++++ Records for this exercise

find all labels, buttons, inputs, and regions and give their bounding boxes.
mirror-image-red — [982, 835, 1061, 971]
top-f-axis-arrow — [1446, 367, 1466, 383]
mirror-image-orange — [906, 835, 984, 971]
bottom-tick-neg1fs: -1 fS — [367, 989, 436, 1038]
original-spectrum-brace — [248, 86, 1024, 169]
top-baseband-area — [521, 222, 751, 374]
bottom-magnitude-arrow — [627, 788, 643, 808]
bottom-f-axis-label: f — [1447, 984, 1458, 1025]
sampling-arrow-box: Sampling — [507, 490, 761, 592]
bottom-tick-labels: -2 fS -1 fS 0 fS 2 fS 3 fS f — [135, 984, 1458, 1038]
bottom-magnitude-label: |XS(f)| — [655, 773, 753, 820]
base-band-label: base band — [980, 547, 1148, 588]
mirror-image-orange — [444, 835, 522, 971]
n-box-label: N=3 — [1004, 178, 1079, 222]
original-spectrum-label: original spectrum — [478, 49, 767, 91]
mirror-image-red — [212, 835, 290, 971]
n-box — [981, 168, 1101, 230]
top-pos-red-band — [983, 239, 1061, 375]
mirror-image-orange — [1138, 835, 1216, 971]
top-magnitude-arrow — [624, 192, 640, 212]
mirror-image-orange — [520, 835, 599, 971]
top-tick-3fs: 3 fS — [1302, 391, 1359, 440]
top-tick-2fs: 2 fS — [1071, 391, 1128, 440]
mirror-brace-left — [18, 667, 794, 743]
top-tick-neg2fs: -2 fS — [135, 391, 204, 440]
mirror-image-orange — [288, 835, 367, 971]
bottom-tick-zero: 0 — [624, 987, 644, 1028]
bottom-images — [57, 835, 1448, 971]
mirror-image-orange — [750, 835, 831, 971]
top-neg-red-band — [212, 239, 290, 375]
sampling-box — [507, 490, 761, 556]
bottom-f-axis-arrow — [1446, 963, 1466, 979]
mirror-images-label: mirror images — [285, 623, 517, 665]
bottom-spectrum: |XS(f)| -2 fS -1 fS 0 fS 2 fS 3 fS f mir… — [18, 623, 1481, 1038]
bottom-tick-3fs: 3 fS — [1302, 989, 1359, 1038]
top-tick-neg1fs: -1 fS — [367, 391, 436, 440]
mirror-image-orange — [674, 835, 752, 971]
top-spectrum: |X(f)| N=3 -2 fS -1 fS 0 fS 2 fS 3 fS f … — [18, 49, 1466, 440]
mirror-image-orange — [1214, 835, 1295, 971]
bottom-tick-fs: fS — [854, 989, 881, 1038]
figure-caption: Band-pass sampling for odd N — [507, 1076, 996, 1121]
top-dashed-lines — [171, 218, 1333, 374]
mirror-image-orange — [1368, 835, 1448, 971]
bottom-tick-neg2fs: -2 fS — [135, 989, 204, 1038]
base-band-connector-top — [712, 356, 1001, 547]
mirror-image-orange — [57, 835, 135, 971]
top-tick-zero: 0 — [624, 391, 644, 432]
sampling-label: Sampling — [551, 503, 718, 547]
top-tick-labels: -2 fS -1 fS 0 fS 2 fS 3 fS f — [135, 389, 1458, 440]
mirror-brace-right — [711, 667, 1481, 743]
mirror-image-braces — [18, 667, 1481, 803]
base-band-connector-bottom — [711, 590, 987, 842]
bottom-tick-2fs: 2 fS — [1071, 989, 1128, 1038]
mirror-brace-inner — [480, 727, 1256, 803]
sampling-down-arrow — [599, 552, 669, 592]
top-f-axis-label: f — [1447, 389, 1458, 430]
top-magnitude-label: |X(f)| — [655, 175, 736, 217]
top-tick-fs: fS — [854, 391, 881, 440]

++++++++

▶ _Task requirements_
Please recast the lines as a Markdown table with the columns "No." and "Entry", covering only the stretch that opens with the first line and closes with the line containing "top-baseband-area — [521, 222, 751, 374]", both included, with blank lines left out.

▶ _Solution below_
| No. | Entry |
|---|---|
| 1 | find all labels, buttons, inputs, and regions and give their bounding boxes. |
| 2 | mirror-image-red — [982, 835, 1061, 971] |
| 3 | top-f-axis-arrow — [1446, 367, 1466, 383] |
| 4 | mirror-image-orange — [906, 835, 984, 971] |
| 5 | bottom-tick-neg1fs: -1 fS — [367, 989, 436, 1038] |
| 6 | original-spectrum-brace — [248, 86, 1024, 169] |
| 7 | top-baseband-area — [521, 222, 751, 374] |